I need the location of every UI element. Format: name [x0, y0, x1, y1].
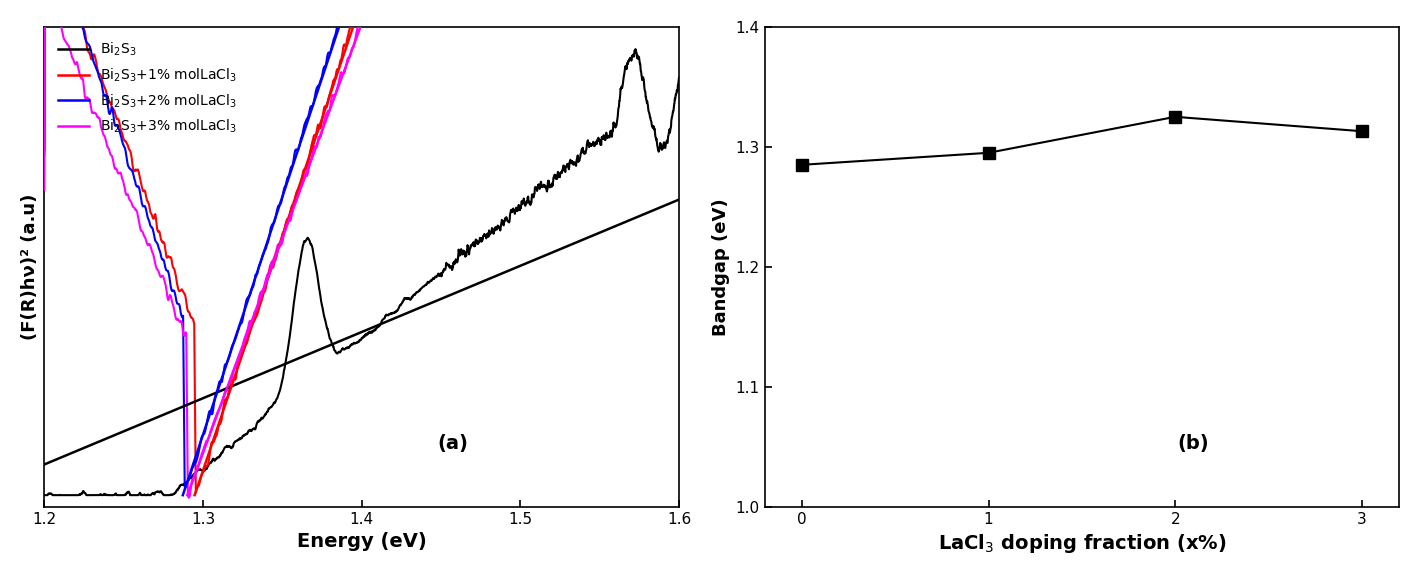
Legend: Bi$_2$S$_3$, Bi$_2$S$_3$+1% molLaCl$_3$, Bi$_2$S$_3$+2% molLaCl$_3$, Bi$_2$S$_3$: Bi$_2$S$_3$, Bi$_2$S$_3$+1% molLaCl$_3$,… — [51, 34, 244, 142]
Y-axis label: (F(R)hν)² (a.u): (F(R)hν)² (a.u) — [21, 194, 38, 340]
Text: (b): (b) — [1177, 434, 1208, 453]
X-axis label: LaCl$_3$ doping fraction (x%): LaCl$_3$ doping fraction (x%) — [937, 532, 1227, 555]
Y-axis label: Bandgap (eV): Bandgap (eV) — [711, 198, 730, 336]
Text: (a): (a) — [437, 434, 469, 453]
X-axis label: Energy (eV): Energy (eV) — [297, 532, 426, 551]
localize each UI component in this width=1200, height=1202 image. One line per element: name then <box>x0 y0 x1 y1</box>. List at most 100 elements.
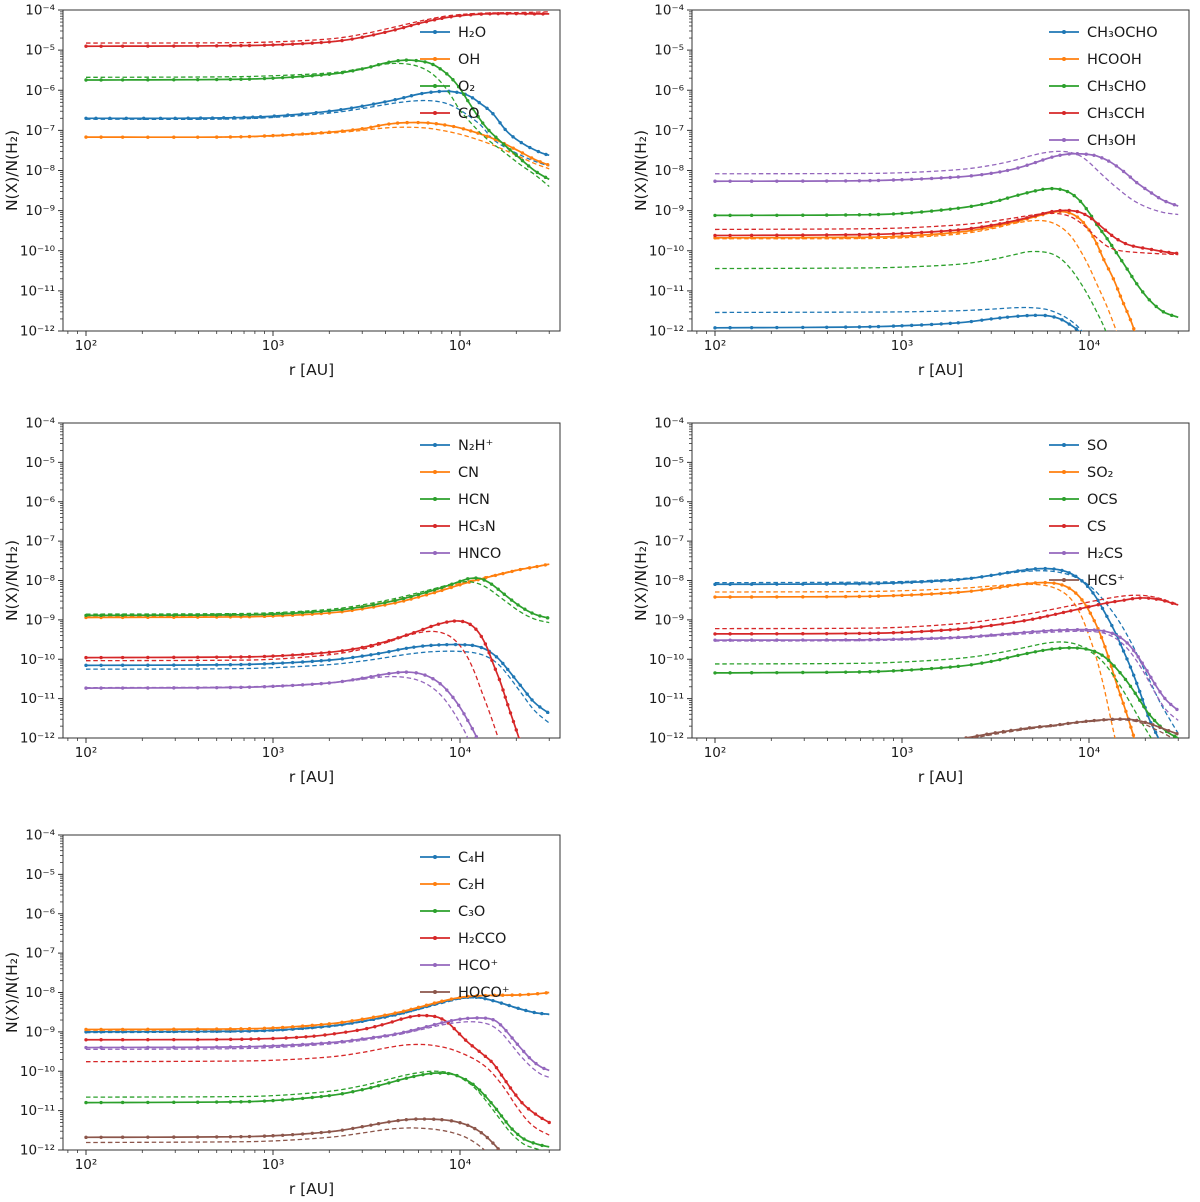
y-tick-label: 10⁻⁴ <box>25 828 55 844</box>
series-ch3ocho <box>713 306 1083 331</box>
legend-marker-hcooh <box>1062 57 1066 61</box>
chart-panel-middle-right: 10² 10³ 10⁴ 10⁻⁴ 10⁻⁵ 10⁻⁶ 10⁻⁷ 10⁻⁸ 10⁻⁹ 10⁻¹⁰ 10… <box>632 416 1190 786</box>
line-cs-dashed <box>714 594 1179 630</box>
legend-label-ch3oh: CH₃OH <box>1087 133 1136 149</box>
series-so <box>713 566 1179 738</box>
x-axis-label: r [AU] <box>918 361 963 379</box>
y-tick-label: 10⁻⁸ <box>654 573 684 589</box>
legend-marker-hco+ <box>433 963 437 967</box>
legend-marker-o2 <box>433 84 437 88</box>
legend-marker-h2o <box>433 30 437 34</box>
legend-marker-hnco <box>433 551 437 555</box>
axis-ticks: 10² 10³ 10⁴ 10⁻⁴ 10⁻⁵ 10⁻⁶ 10⁻⁷ 10⁻⁸ 10⁻⁹ 10⁻¹⁰ 10… <box>20 3 550 354</box>
series-h2o <box>84 89 550 167</box>
legend-label-so2: SO₂ <box>1087 465 1113 481</box>
legend-marker-cn <box>433 470 437 474</box>
series-hnco <box>84 670 479 738</box>
y-tick-label: 10⁻⁷ <box>654 534 684 550</box>
line-h2cco-dashed <box>85 1043 550 1136</box>
series-cs <box>713 594 1179 636</box>
line-c3o-solid <box>85 1072 550 1148</box>
y-tick-label: 10⁻⁷ <box>25 946 55 962</box>
x-tick-label: 10² <box>704 338 727 354</box>
x-tick-label: 10⁴ <box>449 1157 472 1173</box>
legend-label-h2o: H₂O <box>458 25 486 41</box>
y-tick-label: 10⁻⁴ <box>654 416 684 432</box>
legend-label-c2h: C₂H <box>458 877 485 893</box>
y-tick-label: 10⁻⁹ <box>654 203 684 219</box>
legend-marker-co <box>433 111 437 115</box>
y-tick-label: 10⁻⁹ <box>25 203 55 219</box>
y-tick-label: 10⁻⁷ <box>25 123 55 139</box>
line-h2o-dashed <box>85 99 550 167</box>
y-tick-label: 10⁻⁹ <box>25 612 55 628</box>
legend-label-ch3cch: CH₃CCH <box>1087 106 1145 122</box>
legend-marker-hc3n <box>433 524 437 528</box>
y-tick-label: 10⁻¹² <box>649 731 684 747</box>
legend-label-hnco: HNCO <box>458 546 501 562</box>
y-tick-label: 10⁻⁶ <box>25 83 55 99</box>
legend-label-ch3cho: CH₃CHO <box>1087 79 1146 95</box>
legend-marker-cs <box>1062 524 1066 528</box>
legend-label-cs: CS <box>1087 519 1106 535</box>
y-tick-label: 10⁻¹¹ <box>20 1103 55 1119</box>
x-tick-label: 10³ <box>891 745 914 761</box>
legend: C₄H C₂H C₃O H₂CCO HCO⁺ HOCO⁺ <box>420 850 510 1001</box>
series-hcn <box>84 576 550 624</box>
line-ch3cho-solid <box>714 187 1179 319</box>
x-axis-label: r [AU] <box>289 768 334 786</box>
line-ch3ocho-dashed <box>714 306 1083 331</box>
chart-panel-top-left: 10² 10³ 10⁴ 10⁻⁴ 10⁻⁵ 10⁻⁶ 10⁻⁷ 10⁻⁸ 10⁻⁹ 10⁻¹⁰ 10… <box>3 3 561 379</box>
y-axis-label: N(X)/N(H₂) <box>3 952 21 1033</box>
y-tick-label: 10⁻⁶ <box>25 906 55 922</box>
x-tick-label: 10⁴ <box>449 338 472 354</box>
x-tick-label: 10² <box>75 745 98 761</box>
plot-frame <box>62 9 561 332</box>
legend: CH₃OCHO HCOOH CH₃CHO CH₃CCH CH₃OH <box>1049 25 1158 149</box>
x-tick-label: 10⁴ <box>1078 338 1101 354</box>
chart-panel-bottom-left: 10² 10³ 10⁴ 10⁻⁴ 10⁻⁵ 10⁻⁶ 10⁻⁷ 10⁻⁸ 10⁻⁹ 10⁻¹⁰ 10… <box>3 828 561 1198</box>
series-hc3n <box>84 619 521 738</box>
line-h2cs-dashed <box>714 630 1179 721</box>
series-hcooh <box>713 209 1136 331</box>
line-cn-dashed <box>85 563 550 617</box>
y-tick-label: 10⁻⁹ <box>25 1024 55 1040</box>
line-hoco+-dashed <box>85 1127 486 1150</box>
legend-marker-c4h <box>433 855 437 859</box>
legend-marker-oh <box>433 57 437 61</box>
y-tick-label: 10⁻⁵ <box>654 43 684 59</box>
series-hco+ <box>84 1016 550 1078</box>
y-tick-label: 10⁻¹⁰ <box>20 243 55 259</box>
y-tick-label: 10⁻¹¹ <box>649 691 684 707</box>
x-axis-label: r [AU] <box>289 1180 334 1198</box>
y-tick-label: 10⁻⁸ <box>654 163 684 179</box>
x-tick-label: 10² <box>75 1157 98 1173</box>
line-ch3cch-dashed <box>714 212 1179 256</box>
y-tick-label: 10⁻¹² <box>20 731 55 747</box>
legend-label-c4h: C₄H <box>458 850 485 866</box>
legend-marker-c3o <box>433 909 437 913</box>
legend-label-hco+: HCO⁺ <box>458 958 498 974</box>
series-so2 <box>713 580 1136 738</box>
legend-marker-hoco+ <box>433 990 437 994</box>
axis-ticks: 10² 10³ 10⁴ 10⁻⁴ 10⁻⁵ 10⁻⁶ 10⁻⁷ 10⁻⁸ 10⁻⁹ 10⁻¹⁰ 10… <box>649 416 1179 761</box>
legend-label-oh: OH <box>458 52 480 68</box>
x-axis-label: r [AU] <box>289 361 334 379</box>
legend: H₂O OH O₂ CO <box>420 25 486 122</box>
y-axis-label: N(X)/N(H₂) <box>3 130 21 211</box>
x-tick-label: 10² <box>75 338 98 354</box>
legend-marker-ch3oh <box>1062 138 1066 142</box>
y-tick-label: 10⁻⁴ <box>654 3 684 19</box>
legend-label-hoco+: HOCO⁺ <box>458 985 510 1001</box>
series-oh <box>84 120 550 170</box>
legend-label-h2cco: H₂CCO <box>458 931 506 947</box>
y-tick-label: 10⁻⁶ <box>25 494 55 510</box>
line-hnco-solid <box>85 671 478 738</box>
line-c3o-dashed <box>85 1070 544 1150</box>
legend-marker-ocs <box>1062 497 1066 501</box>
y-tick-label: 10⁻⁶ <box>654 494 684 510</box>
y-tick-label: 10⁻⁵ <box>25 867 55 883</box>
legend-label-hc3n: HC₃N <box>458 519 496 535</box>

(Given problem) Copy every line of the material above word for word, leaving out the pictures.

(Full answer)
I need the location of every UI element. Format: name [x0, y0, x1, y1].
Legend: Bi$_2$S$_3$, Bi$_2$S$_3$+1% molLaCl$_3$, Bi$_2$S$_3$+2% molLaCl$_3$, Bi$_2$S$_3$: Bi$_2$S$_3$, Bi$_2$S$_3$+1% molLaCl$_3$,… — [51, 34, 244, 142]
Y-axis label: (F(R)hν)² (a.u): (F(R)hν)² (a.u) — [21, 194, 38, 340]
Text: (b): (b) — [1177, 434, 1208, 453]
X-axis label: LaCl$_3$ doping fraction (x%): LaCl$_3$ doping fraction (x%) — [937, 532, 1227, 555]
Y-axis label: Bandgap (eV): Bandgap (eV) — [711, 198, 730, 336]
Text: (a): (a) — [437, 434, 469, 453]
X-axis label: Energy (eV): Energy (eV) — [297, 532, 426, 551]
localize each UI component in this width=1200, height=1202 image. One line per element: name then <box>x0 y0 x1 y1</box>. List at most 100 elements.
y-tick-label: 10⁻⁴ <box>25 828 55 844</box>
series-ch3ocho <box>713 306 1083 331</box>
legend-marker-hcooh <box>1062 57 1066 61</box>
chart-panel-middle-right: 10² 10³ 10⁴ 10⁻⁴ 10⁻⁵ 10⁻⁶ 10⁻⁷ 10⁻⁸ 10⁻⁹ 10⁻¹⁰ 10… <box>632 416 1190 786</box>
line-cs-dashed <box>714 594 1179 630</box>
legend-label-ch3oh: CH₃OH <box>1087 133 1136 149</box>
series-so <box>713 566 1179 738</box>
x-axis-label: r [AU] <box>918 361 963 379</box>
y-tick-label: 10⁻⁸ <box>654 573 684 589</box>
legend-marker-hco+ <box>433 963 437 967</box>
legend-marker-o2 <box>433 84 437 88</box>
legend-marker-h2o <box>433 30 437 34</box>
legend-marker-hnco <box>433 551 437 555</box>
axis-ticks: 10² 10³ 10⁴ 10⁻⁴ 10⁻⁵ 10⁻⁶ 10⁻⁷ 10⁻⁸ 10⁻⁹ 10⁻¹⁰ 10… <box>20 3 550 354</box>
series-h2o <box>84 89 550 167</box>
legend-label-so2: SO₂ <box>1087 465 1113 481</box>
legend-marker-cn <box>433 470 437 474</box>
series-hnco <box>84 670 479 738</box>
y-tick-label: 10⁻⁷ <box>654 534 684 550</box>
line-h2cco-dashed <box>85 1043 550 1136</box>
series-cs <box>713 594 1179 636</box>
line-c3o-solid <box>85 1072 550 1148</box>
y-tick-label: 10⁻⁷ <box>25 946 55 962</box>
x-tick-label: 10² <box>704 338 727 354</box>
x-tick-label: 10⁴ <box>449 1157 472 1173</box>
legend-label-h2o: H₂O <box>458 25 486 41</box>
y-tick-label: 10⁻⁴ <box>654 416 684 432</box>
legend-label-c2h: C₂H <box>458 877 485 893</box>
y-tick-label: 10⁻⁹ <box>654 203 684 219</box>
legend-marker-co <box>433 111 437 115</box>
y-tick-label: 10⁻⁹ <box>25 203 55 219</box>
y-tick-label: 10⁻⁷ <box>25 123 55 139</box>
line-h2o-dashed <box>85 99 550 167</box>
y-tick-label: 10⁻⁹ <box>25 612 55 628</box>
legend-label-ch3cch: CH₃CCH <box>1087 106 1145 122</box>
legend-marker-hc3n <box>433 524 437 528</box>
y-tick-label: 10⁻¹² <box>649 731 684 747</box>
legend-label-hnco: HNCO <box>458 546 501 562</box>
y-tick-label: 10⁻⁶ <box>25 83 55 99</box>
legend-label-ch3cho: CH₃CHO <box>1087 79 1146 95</box>
legend-marker-cs <box>1062 524 1066 528</box>
legend-label-cs: CS <box>1087 519 1106 535</box>
y-tick-label: 10⁻¹¹ <box>20 1103 55 1119</box>
x-tick-label: 10³ <box>891 745 914 761</box>
legend: C₄H C₂H C₃O H₂CCO HCO⁺ HOCO⁺ <box>420 850 510 1001</box>
series-hcn <box>84 576 550 624</box>
line-ch3cho-solid <box>714 187 1179 319</box>
x-axis-label: r [AU] <box>289 768 334 786</box>
line-ch3ocho-dashed <box>714 306 1083 331</box>
chart-panel-top-left: 10² 10³ 10⁴ 10⁻⁴ 10⁻⁵ 10⁻⁶ 10⁻⁷ 10⁻⁸ 10⁻⁹ 10⁻¹⁰ 10… <box>3 3 561 379</box>
y-axis-label: N(X)/N(H₂) <box>3 952 21 1033</box>
y-tick-label: 10⁻⁶ <box>25 906 55 922</box>
x-tick-label: 10⁴ <box>449 338 472 354</box>
x-tick-label: 10² <box>75 745 98 761</box>
plot-frame <box>62 9 561 332</box>
legend: CH₃OCHO HCOOH CH₃CHO CH₃CCH CH₃OH <box>1049 25 1158 149</box>
x-tick-label: 10⁴ <box>1078 338 1101 354</box>
chart-panel-bottom-left: 10² 10³ 10⁴ 10⁻⁴ 10⁻⁵ 10⁻⁶ 10⁻⁷ 10⁻⁸ 10⁻⁹ 10⁻¹⁰ 10… <box>3 828 561 1198</box>
series-hc3n <box>84 619 521 738</box>
line-h2cs-dashed <box>714 630 1179 721</box>
series-hcooh <box>713 209 1136 331</box>
line-cn-dashed <box>85 563 550 617</box>
y-tick-label: 10⁻⁹ <box>25 1024 55 1040</box>
line-hoco+-dashed <box>85 1127 486 1150</box>
legend-marker-c4h <box>433 855 437 859</box>
legend-marker-oh <box>433 57 437 61</box>
y-tick-label: 10⁻⁵ <box>654 43 684 59</box>
series-hco+ <box>84 1016 550 1078</box>
y-tick-label: 10⁻¹⁰ <box>20 243 55 259</box>
y-tick-label: 10⁻¹¹ <box>649 691 684 707</box>
x-axis-label: r [AU] <box>289 1180 334 1198</box>
y-tick-label: 10⁻⁸ <box>654 163 684 179</box>
x-tick-label: 10² <box>75 1157 98 1173</box>
line-ch3cch-dashed <box>714 212 1179 256</box>
y-tick-label: 10⁻¹² <box>20 731 55 747</box>
legend-label-c4h: C₄H <box>458 850 485 866</box>
legend-marker-c3o <box>433 909 437 913</box>
legend-label-hco+: HCO⁺ <box>458 958 498 974</box>
series-so2 <box>713 580 1136 738</box>
legend-marker-hoco+ <box>433 990 437 994</box>
axis-ticks: 10² 10³ 10⁴ 10⁻⁴ 10⁻⁵ 10⁻⁶ 10⁻⁷ 10⁻⁸ 10⁻⁹ 10⁻¹⁰ 10… <box>649 416 1179 761</box>
legend-label-oh: OH <box>458 52 480 68</box>
x-axis-label: r [AU] <box>289 361 334 379</box>
legend: H₂O OH O₂ CO <box>420 25 486 122</box>
y-axis-label: N(X)/N(H₂) <box>3 130 21 211</box>
x-tick-label: 10² <box>75 338 98 354</box>
legend-marker-ch3oh <box>1062 138 1066 142</box>
y-tick-label: 10⁻⁴ <box>654 3 684 19</box>
legend-label-hoco+: HOCO⁺ <box>458 985 510 1001</box>
series-oh <box>84 120 550 170</box>
legend-label-h2cco: H₂CCO <box>458 931 506 947</box>
y-tick-label: 10⁻⁶ <box>25 494 55 510</box>
line-hnco-solid <box>85 671 478 738</box>
line-c3o-dashed <box>85 1070 544 1150</box>
legend-marker-ocs <box>1062 497 1066 501</box>
y-tick-label: 10⁻⁶ <box>654 494 684 510</box>
y-tick-label: 10⁻⁵ <box>25 867 55 883</box>
legend-label-hc3n: HC₃N <box>458 519 496 535</box>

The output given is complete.